GOAL – Write every record out again exactly, and keep images out of it.

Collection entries

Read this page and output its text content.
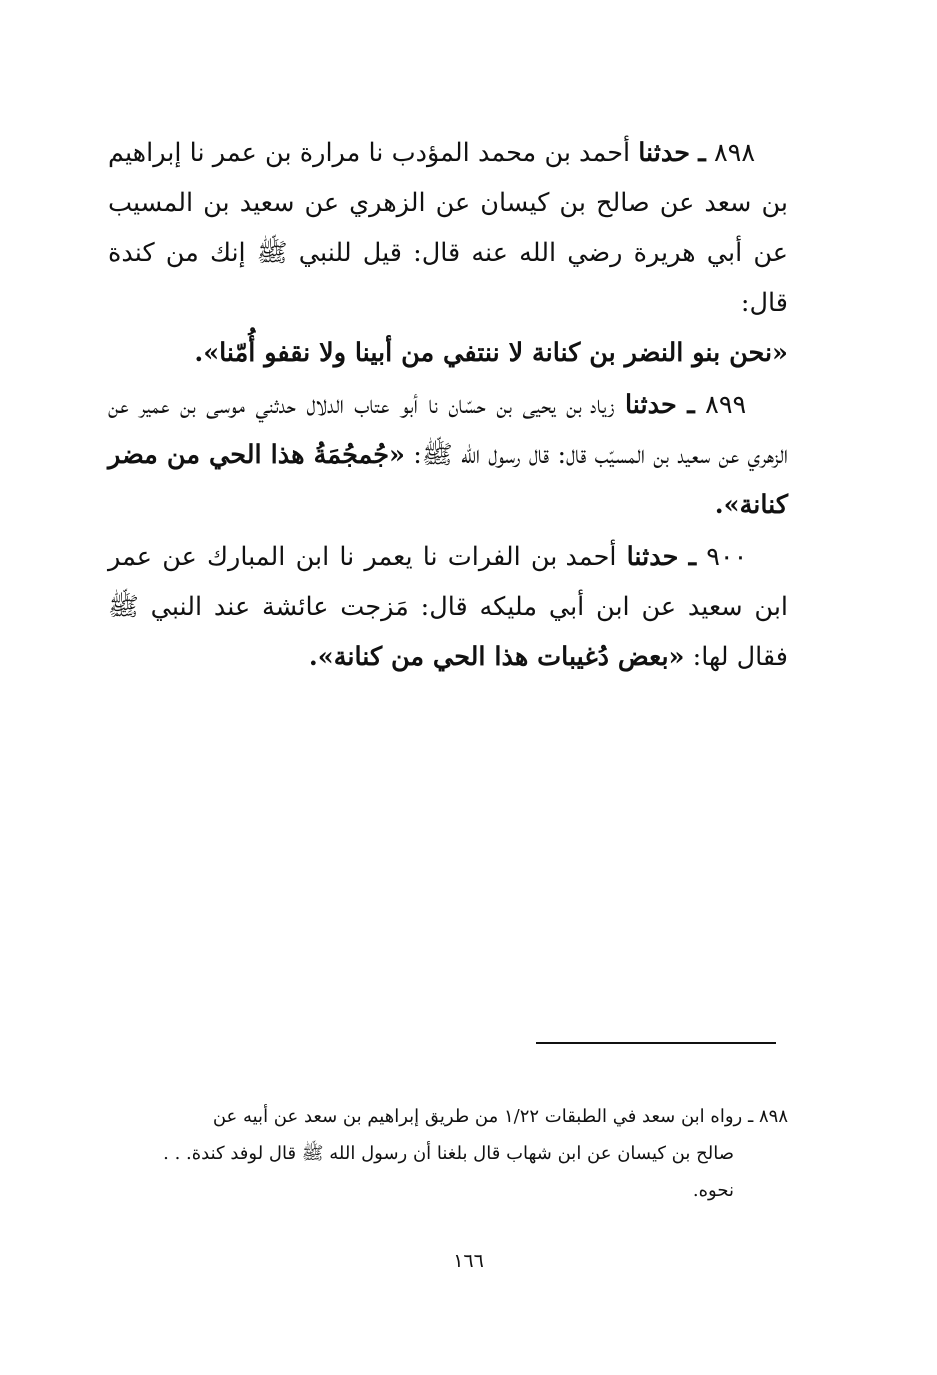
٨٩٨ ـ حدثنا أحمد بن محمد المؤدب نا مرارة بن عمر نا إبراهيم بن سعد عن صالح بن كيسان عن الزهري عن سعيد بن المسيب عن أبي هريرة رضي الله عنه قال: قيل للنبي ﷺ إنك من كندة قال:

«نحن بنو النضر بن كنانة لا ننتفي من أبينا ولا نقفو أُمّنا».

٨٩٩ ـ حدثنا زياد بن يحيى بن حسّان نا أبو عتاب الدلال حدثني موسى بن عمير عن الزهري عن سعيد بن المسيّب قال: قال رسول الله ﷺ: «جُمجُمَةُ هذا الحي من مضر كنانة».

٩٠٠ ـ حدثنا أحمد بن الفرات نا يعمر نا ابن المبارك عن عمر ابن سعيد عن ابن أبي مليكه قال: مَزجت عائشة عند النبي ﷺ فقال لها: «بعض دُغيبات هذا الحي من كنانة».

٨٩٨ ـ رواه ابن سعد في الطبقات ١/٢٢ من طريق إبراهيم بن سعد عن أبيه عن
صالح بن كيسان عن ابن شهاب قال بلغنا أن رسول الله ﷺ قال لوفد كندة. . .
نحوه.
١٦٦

RESPONSE BELOW –
Read this page and output its text content.
٨٩٨ ـ حدثنا أحمد بن محمد المؤدب نا مرارة بن عمر نا إبراهيم بن سعد عن صالح بن كيسان عن الزهري عن سعيد بن المسيب عن أبي هريرة رضي الله عنه قال: قيل للنبي ﷺ إنك من كندة قال:

«نحن بنو النضر بن كنانة لا ننتفي من أبينا ولا نقفو أُمّنا».

٨٩٩ ـ حدثنا زياد بن يحيى بن حسّان نا أبو عتاب الدلال حدثني موسى بن عمير عن الزهري عن سعيد بن المسيّب قال: قال رسول الله ﷺ: «جُمجُمَةُ هذا الحي من مضر كنانة».

٩٠٠ ـ حدثنا أحمد بن الفرات نا يعمر نا ابن المبارك عن عمر ابن سعيد عن ابن أبي مليكه قال: مَزجت عائشة عند النبي ﷺ فقال لها: «بعض دُغيبات هذا الحي من كنانة».

٨٩٨ ـ رواه ابن سعد في الطبقات ١/٢٢ من طريق إبراهيم بن سعد عن أبيه عن
صالح بن كيسان عن ابن شهاب قال بلغنا أن رسول الله ﷺ قال لوفد كندة. . .
نحوه.
١٦٦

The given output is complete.